_To be done_
Find the lines that hold the word "determined" and return them.

Collected data
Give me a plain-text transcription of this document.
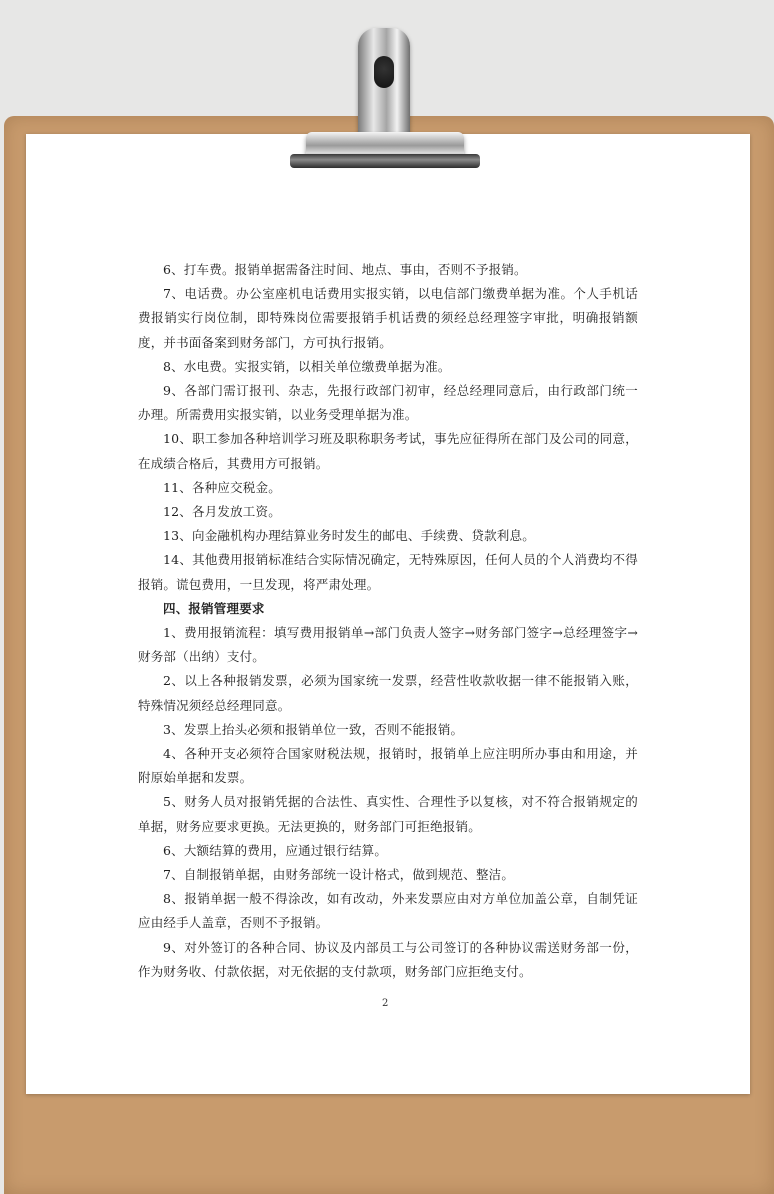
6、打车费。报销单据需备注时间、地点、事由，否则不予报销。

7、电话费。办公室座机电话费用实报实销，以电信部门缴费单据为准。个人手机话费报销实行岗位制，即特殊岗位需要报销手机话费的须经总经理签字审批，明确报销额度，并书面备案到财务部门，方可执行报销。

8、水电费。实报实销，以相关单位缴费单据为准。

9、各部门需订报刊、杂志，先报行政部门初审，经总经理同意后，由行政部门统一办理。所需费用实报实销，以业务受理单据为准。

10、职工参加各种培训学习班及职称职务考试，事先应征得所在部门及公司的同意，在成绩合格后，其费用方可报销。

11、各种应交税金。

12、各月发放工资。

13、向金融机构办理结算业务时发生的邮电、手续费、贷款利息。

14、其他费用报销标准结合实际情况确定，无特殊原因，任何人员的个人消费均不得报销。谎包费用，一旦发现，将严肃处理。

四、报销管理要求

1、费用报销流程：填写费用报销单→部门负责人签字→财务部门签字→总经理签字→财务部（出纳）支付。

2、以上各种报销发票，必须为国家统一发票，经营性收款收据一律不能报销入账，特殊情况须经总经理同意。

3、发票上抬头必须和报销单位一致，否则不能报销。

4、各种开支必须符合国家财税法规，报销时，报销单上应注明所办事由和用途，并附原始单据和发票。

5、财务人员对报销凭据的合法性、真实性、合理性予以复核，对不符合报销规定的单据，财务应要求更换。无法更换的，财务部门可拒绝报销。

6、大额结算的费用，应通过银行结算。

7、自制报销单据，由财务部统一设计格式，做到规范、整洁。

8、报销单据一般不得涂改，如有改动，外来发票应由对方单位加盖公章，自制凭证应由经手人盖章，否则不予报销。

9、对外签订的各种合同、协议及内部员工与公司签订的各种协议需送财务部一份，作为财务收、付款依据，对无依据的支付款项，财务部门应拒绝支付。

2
==
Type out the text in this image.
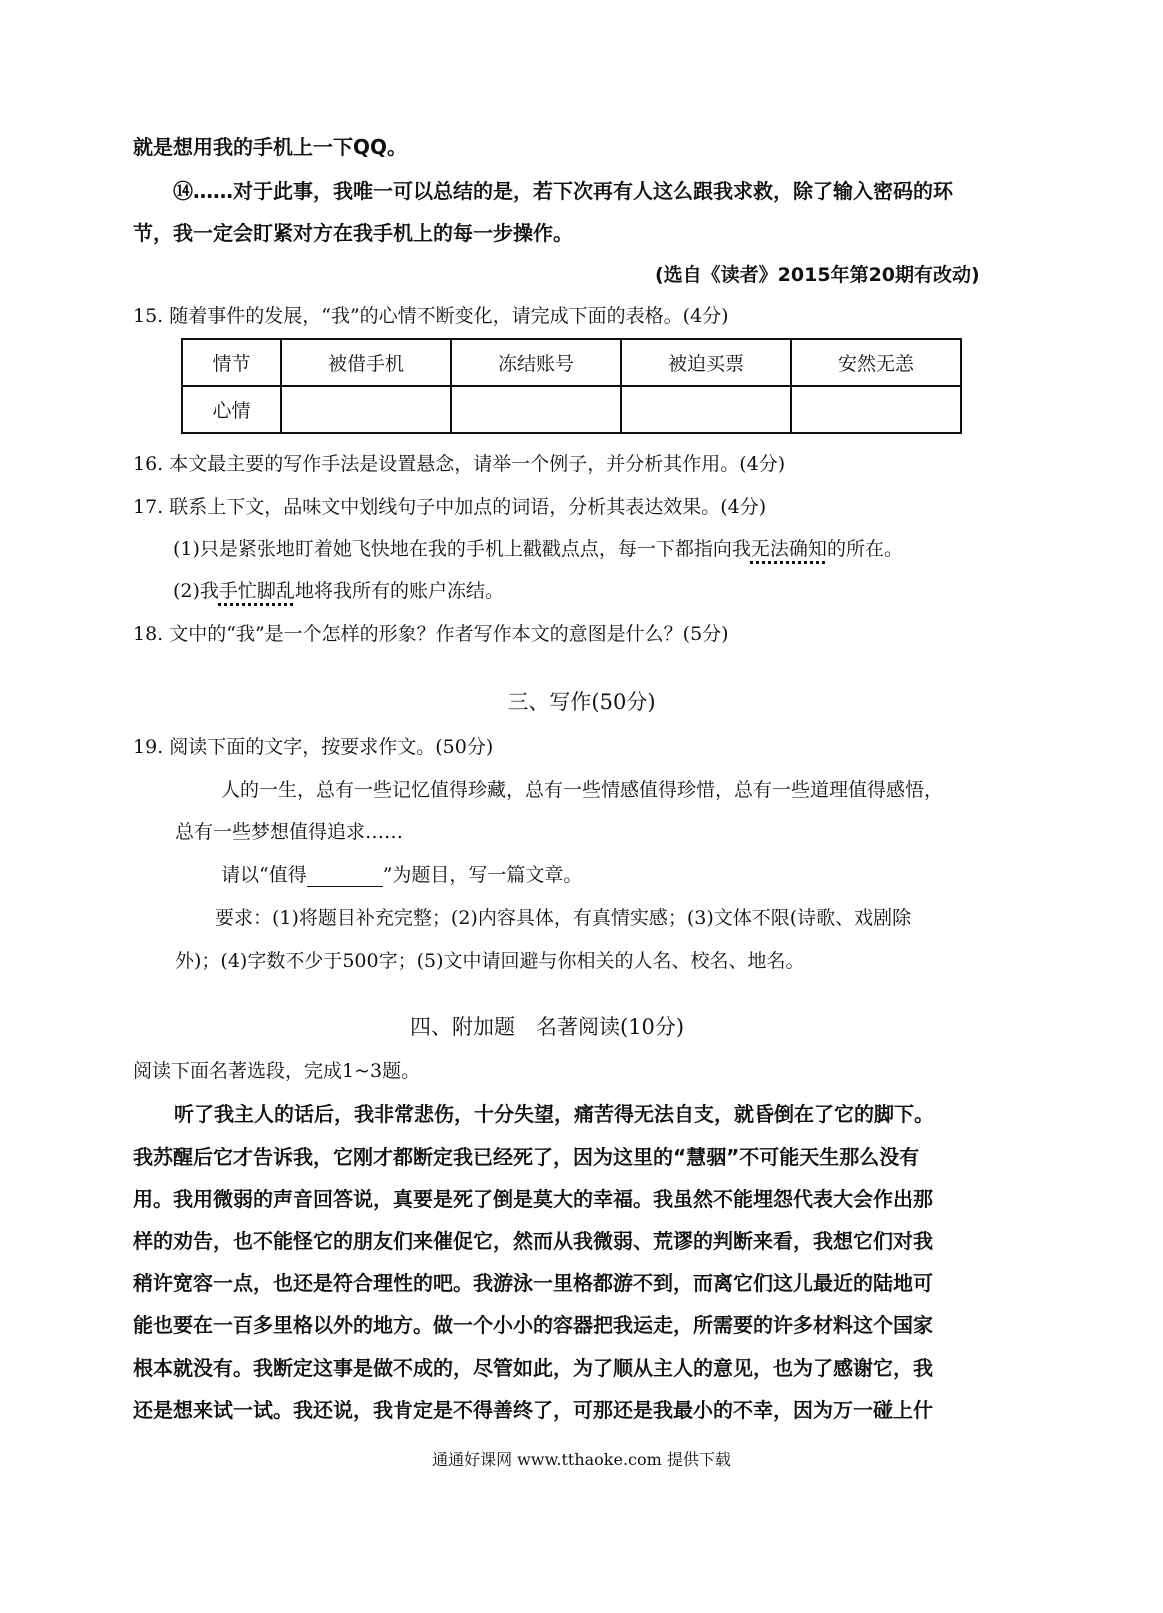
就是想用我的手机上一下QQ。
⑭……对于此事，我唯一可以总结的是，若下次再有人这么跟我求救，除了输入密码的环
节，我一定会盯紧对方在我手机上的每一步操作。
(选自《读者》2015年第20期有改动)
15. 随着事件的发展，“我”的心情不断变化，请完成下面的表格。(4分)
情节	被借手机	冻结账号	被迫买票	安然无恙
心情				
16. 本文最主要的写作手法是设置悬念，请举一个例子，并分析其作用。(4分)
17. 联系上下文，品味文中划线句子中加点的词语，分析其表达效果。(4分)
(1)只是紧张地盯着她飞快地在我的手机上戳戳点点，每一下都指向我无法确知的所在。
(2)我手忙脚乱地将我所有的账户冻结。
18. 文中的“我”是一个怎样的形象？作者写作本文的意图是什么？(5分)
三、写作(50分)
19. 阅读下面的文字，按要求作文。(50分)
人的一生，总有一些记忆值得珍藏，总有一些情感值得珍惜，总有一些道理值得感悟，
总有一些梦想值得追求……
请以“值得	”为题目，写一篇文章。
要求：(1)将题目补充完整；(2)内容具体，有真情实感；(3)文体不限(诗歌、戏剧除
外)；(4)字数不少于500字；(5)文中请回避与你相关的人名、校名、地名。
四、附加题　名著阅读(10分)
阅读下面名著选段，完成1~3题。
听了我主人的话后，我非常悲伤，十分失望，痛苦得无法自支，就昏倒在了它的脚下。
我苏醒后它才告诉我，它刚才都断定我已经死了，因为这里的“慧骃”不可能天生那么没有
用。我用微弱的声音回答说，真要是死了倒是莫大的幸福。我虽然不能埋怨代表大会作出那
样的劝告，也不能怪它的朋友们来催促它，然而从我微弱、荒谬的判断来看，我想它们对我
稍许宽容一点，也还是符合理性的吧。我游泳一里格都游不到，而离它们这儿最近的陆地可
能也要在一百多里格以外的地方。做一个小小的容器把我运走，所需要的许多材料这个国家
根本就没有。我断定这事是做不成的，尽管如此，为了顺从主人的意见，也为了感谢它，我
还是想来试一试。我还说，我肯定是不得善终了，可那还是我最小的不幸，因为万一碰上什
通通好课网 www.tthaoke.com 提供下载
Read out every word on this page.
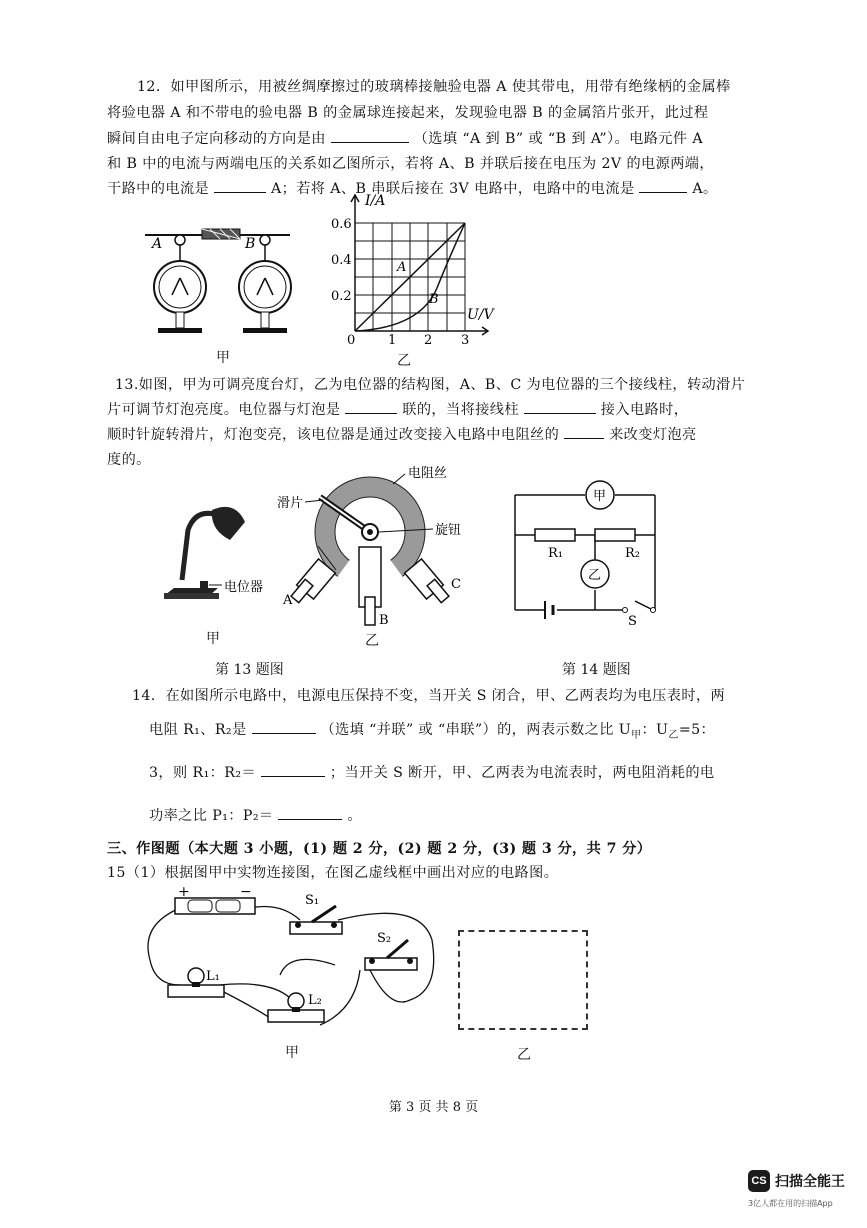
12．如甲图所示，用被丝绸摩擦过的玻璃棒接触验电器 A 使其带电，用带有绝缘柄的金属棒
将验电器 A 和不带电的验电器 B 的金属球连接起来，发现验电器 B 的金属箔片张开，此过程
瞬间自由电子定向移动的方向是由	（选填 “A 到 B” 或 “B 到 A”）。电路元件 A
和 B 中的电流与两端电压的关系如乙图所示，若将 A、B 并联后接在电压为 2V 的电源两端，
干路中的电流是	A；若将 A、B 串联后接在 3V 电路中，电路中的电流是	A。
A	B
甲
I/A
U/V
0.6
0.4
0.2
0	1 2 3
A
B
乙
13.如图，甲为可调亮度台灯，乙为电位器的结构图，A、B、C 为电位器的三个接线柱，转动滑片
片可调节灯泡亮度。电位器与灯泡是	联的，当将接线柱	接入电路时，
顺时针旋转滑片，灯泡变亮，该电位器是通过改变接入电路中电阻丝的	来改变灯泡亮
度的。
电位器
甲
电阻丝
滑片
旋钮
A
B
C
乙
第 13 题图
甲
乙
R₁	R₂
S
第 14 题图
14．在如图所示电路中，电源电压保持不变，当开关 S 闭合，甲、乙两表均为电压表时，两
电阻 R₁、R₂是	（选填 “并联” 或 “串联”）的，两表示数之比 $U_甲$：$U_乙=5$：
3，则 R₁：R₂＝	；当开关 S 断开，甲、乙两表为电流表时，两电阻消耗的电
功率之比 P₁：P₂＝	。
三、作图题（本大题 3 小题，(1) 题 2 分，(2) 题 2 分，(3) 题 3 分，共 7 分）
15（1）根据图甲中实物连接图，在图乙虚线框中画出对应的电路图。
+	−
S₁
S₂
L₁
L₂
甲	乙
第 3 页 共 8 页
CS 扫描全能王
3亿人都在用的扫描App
---
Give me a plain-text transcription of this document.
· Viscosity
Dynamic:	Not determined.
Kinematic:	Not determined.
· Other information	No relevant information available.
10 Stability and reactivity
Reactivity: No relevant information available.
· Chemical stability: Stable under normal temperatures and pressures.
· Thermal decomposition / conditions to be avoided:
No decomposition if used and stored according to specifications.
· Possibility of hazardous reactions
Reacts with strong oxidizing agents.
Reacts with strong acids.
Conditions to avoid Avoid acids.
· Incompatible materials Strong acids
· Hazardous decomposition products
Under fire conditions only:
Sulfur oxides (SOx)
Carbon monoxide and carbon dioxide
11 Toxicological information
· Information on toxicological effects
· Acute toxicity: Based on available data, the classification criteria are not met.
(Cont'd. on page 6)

_Written solution_
Dynamic:	Not determined.
Kinematic:	Not determined.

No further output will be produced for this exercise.